* Task set
[1] Rewrite the passage on the Ptolemaic rulers from "When the Ptolemaic" to "co-regent in 124 BC.", renaming "Cyrene" to "Cyrenaica".
[2] In the passage on the Ptolemaic rulers, in what year was Cleopatra II restored as co-regent?

* Text for analysis
When the Ptolemaic king Ptolemy V died in 180 BC, he left three children: Ptolemy VI, Cleopatra II, and Ptolemy VIII. All three ruled together from 169 BC until 164 BC, when Ptolemy VIII expelled his brother from power. In 163 BC, he was expelled in turn and forced to withdraw to Cyrene. However, when Ptolemy VI died in 145 BC, Ptolemy VIII was invited back to Egypt to serve as king, marrying his sister Cleopatra II, also sister and widow of Ptolemy VI. The relationship between Ptolemy VIII and Cleopatra II rapidly deteriorated, especially when Ptolemy VIII took Cleopatra III, daughter of Ptolemy VI and Cleopatra II, as a second wife. The conflict eventually led to a civil war with Cleopatra II on one side and Ptolemy VIII and Cleopatra III on the other (132–126 BC). Ptolemy VIII and Cleopatra III were victorious, but reconciled with Cleopatra II and restored her as co-regent in 124 BC.

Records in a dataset
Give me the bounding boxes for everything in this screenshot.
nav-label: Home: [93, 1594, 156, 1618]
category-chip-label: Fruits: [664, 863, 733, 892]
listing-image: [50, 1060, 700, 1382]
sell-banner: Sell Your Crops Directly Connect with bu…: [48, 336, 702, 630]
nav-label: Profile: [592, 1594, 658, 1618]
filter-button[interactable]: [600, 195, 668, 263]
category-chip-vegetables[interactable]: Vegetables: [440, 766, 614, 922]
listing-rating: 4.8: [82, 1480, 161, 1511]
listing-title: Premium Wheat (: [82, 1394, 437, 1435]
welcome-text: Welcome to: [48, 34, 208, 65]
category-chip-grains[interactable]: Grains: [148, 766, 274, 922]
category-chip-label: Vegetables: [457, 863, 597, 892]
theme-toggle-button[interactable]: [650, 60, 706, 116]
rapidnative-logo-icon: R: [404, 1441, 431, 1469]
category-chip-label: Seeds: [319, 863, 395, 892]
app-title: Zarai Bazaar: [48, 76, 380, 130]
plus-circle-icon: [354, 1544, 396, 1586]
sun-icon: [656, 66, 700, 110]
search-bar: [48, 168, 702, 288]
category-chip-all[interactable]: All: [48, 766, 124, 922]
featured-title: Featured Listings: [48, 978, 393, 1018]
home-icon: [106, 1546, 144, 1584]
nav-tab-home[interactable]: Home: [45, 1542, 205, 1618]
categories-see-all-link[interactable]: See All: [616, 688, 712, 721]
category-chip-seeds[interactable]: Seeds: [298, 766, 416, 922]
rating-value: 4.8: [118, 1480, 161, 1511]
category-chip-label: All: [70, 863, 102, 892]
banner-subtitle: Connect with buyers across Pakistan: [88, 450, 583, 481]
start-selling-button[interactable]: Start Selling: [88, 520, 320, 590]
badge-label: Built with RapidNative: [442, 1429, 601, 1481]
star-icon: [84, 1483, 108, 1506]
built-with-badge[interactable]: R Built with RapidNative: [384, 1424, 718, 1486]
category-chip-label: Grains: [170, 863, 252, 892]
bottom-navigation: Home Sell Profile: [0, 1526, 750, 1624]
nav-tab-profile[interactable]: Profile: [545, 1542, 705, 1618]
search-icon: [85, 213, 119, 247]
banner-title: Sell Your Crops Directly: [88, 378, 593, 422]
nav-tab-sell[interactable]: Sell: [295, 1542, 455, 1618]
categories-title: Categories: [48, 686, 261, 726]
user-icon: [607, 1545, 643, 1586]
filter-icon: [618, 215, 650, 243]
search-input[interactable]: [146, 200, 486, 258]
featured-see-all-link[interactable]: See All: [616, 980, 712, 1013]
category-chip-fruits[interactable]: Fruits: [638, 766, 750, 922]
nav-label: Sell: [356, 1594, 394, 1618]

* Your responses
[1]
When the Ptolemaic king Ptolemy V died in 180 BC, he left three children: Ptolemy VI, Cleopatra II, and Ptolemy VIII. All three ruled together from 169 BC until 164 BC, when Ptolemy VIII expelled his brother from power. In 163 BC, he was expelled in turn and forced to withdraw to Cyrenaica. However, when Ptolemy VI died in 145 BC, Ptolemy VIII was invited back to Egypt to serve as king, marrying his sister Cleopatra II, also sister and widow of Ptolemy VI. The relationship between Ptolemy VIII and Cleopatra II rapidly deteriorated, especially when Ptolemy VIII took Cleopatra III, daughter of Ptolemy VI and Cleopatra II, as a second wife. The conflict eventually led to a civil war with Cleopatra II on one side and Ptolemy VIII and Cleopatra III on the other (132–126 BC). Ptolemy VIII and Cleopatra III were victorious, but reconciled with Cleopatra II and restored her as co-regent in 124 BC.

[2] 124 BC